▶ Given exercise
Single out the lines that include the word "color". Copy them.

▶ Dataset records
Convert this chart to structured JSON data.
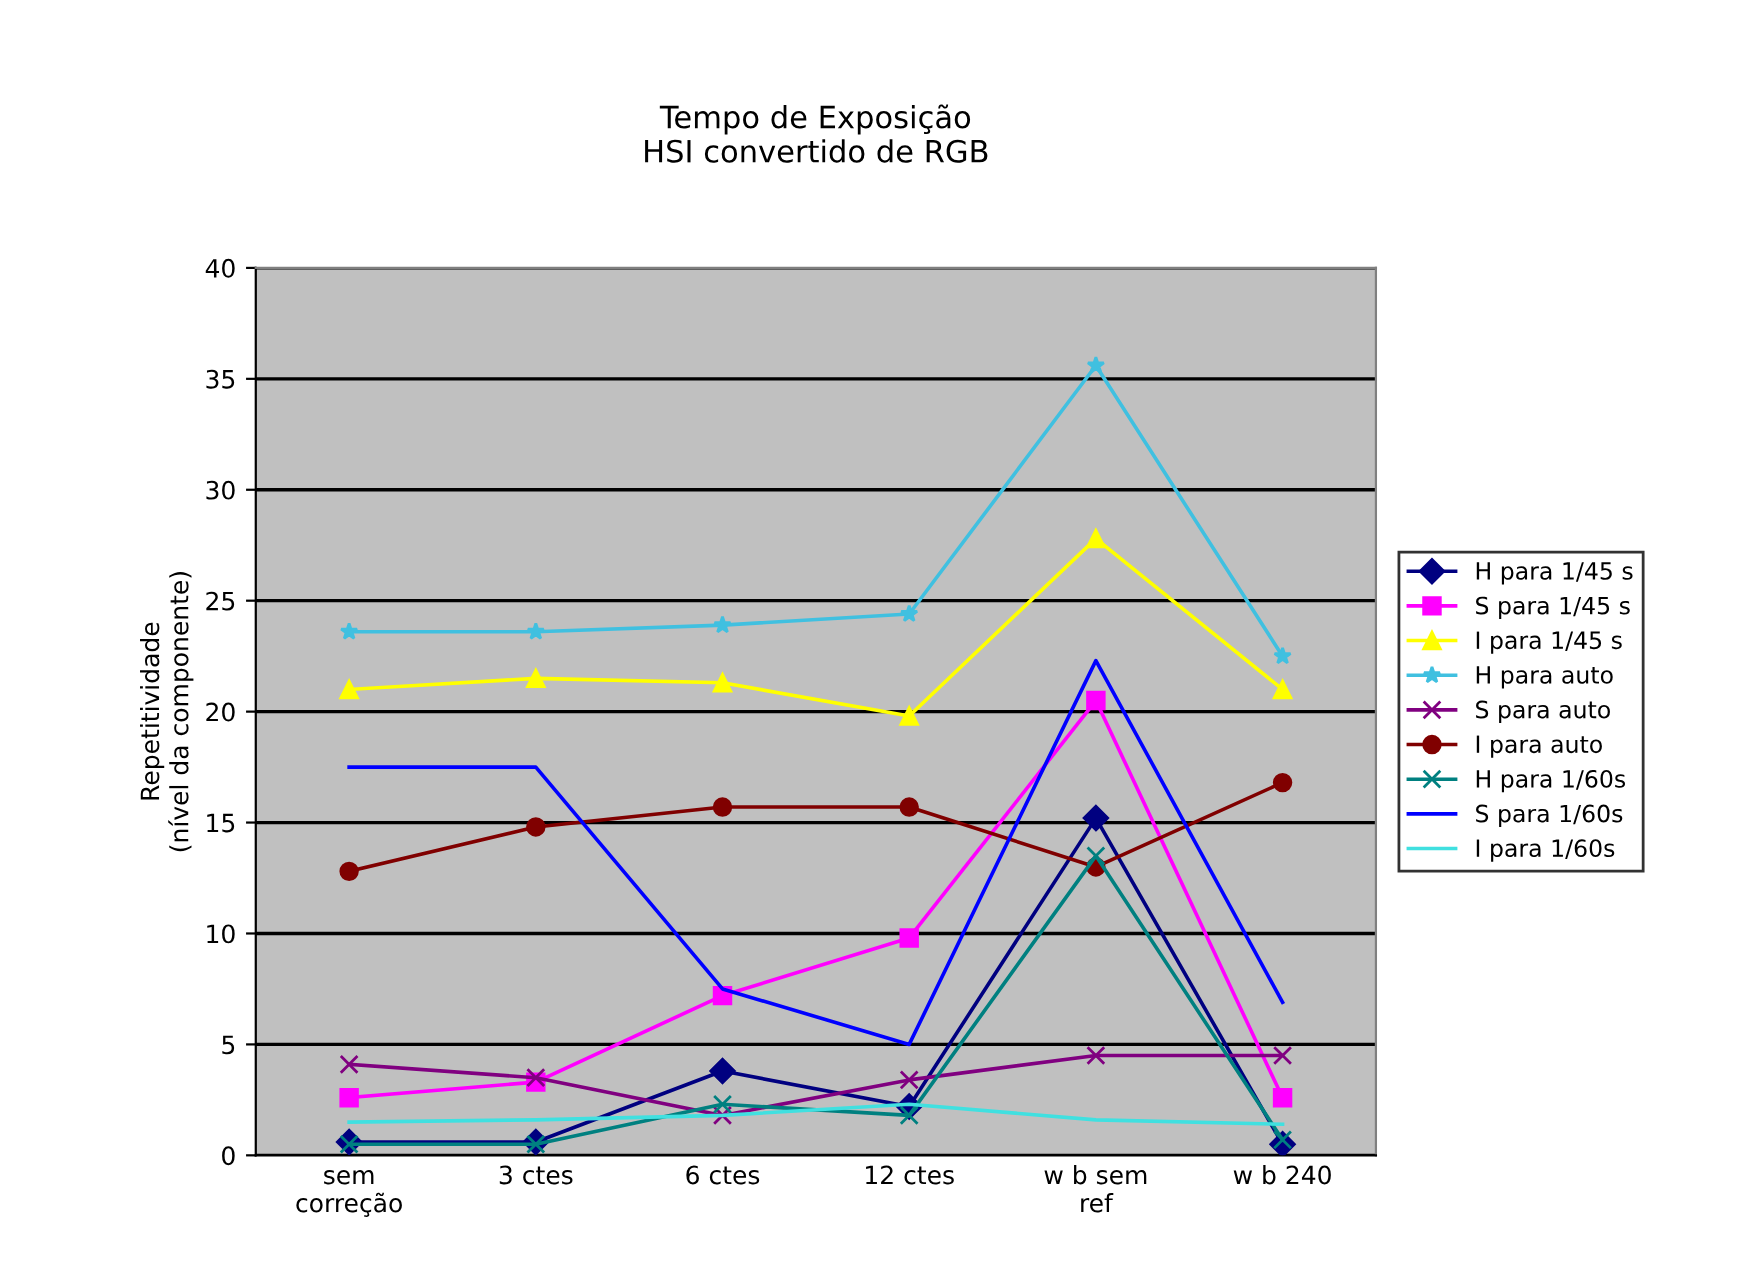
{
  "chart_data": {
    "type": "line",
    "title": "Tempo de Exposição\nHSI convertido de RGB",
    "ylabel": "Repetitividade\n(nível da componente)",
    "categories": [
      "sem\ncorreção",
      "3 ctes",
      "6 ctes",
      "12 ctes",
      "w b sem\nref",
      "w b 240"
    ],
    "ylim": [
      0,
      40
    ],
    "yticks": [
      0,
      5,
      10,
      15,
      20,
      25,
      30,
      35,
      40
    ],
    "grid": "y",
    "legend": "right",
    "series": [
      {
        "name": "H para 1/45 s",
        "color": "#000080",
        "marker": "diamond",
        "values": [
          0.6,
          0.6,
          3.8,
          2.2,
          15.2,
          0.5
        ]
      },
      {
        "name": "S para 1/45 s",
        "color": "#ff00ff",
        "marker": "square",
        "values": [
          2.6,
          3.3,
          7.2,
          9.8,
          20.5,
          2.6
        ]
      },
      {
        "name": "I para 1/45 s",
        "color": "#ffff00",
        "marker": "triangle",
        "values": [
          21.0,
          21.5,
          21.3,
          19.8,
          27.8,
          21.0
        ]
      },
      {
        "name": "H para auto",
        "color": "#40c0e0",
        "marker": "star",
        "values": [
          23.6,
          23.6,
          23.9,
          24.4,
          35.6,
          22.5
        ]
      },
      {
        "name": "S para auto",
        "color": "#800080",
        "marker": "cross",
        "values": [
          4.1,
          3.5,
          1.8,
          3.4,
          4.5,
          4.5
        ]
      },
      {
        "name": "I para auto",
        "color": "#800000",
        "marker": "circle",
        "values": [
          12.8,
          14.8,
          15.7,
          15.7,
          13.0,
          16.8
        ]
      },
      {
        "name": "H para 1/60s",
        "color": "#008080",
        "marker": "cross",
        "values": [
          0.5,
          0.5,
          2.3,
          1.8,
          13.5,
          0.7
        ]
      },
      {
        "name": "S para 1/60s",
        "color": "#0000ff",
        "marker": "none",
        "values": [
          17.5,
          17.5,
          7.5,
          5.0,
          22.3,
          6.9
        ]
      },
      {
        "name": "I para 1/60s",
        "color": "#40e0e0",
        "marker": "none",
        "values": [
          1.5,
          1.6,
          1.8,
          2.3,
          1.6,
          1.4
        ]
      }
    ]
  }
}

▶ Response
        "color": "#000080",
        "color": "#ff00ff",
        "color": "#ffff00",
        "color": "#40c0e0",
        "color": "#800080",
        "color": "#800000",
        "color": "#008080",
        "color": "#0000ff",
        "color": "#40e0e0",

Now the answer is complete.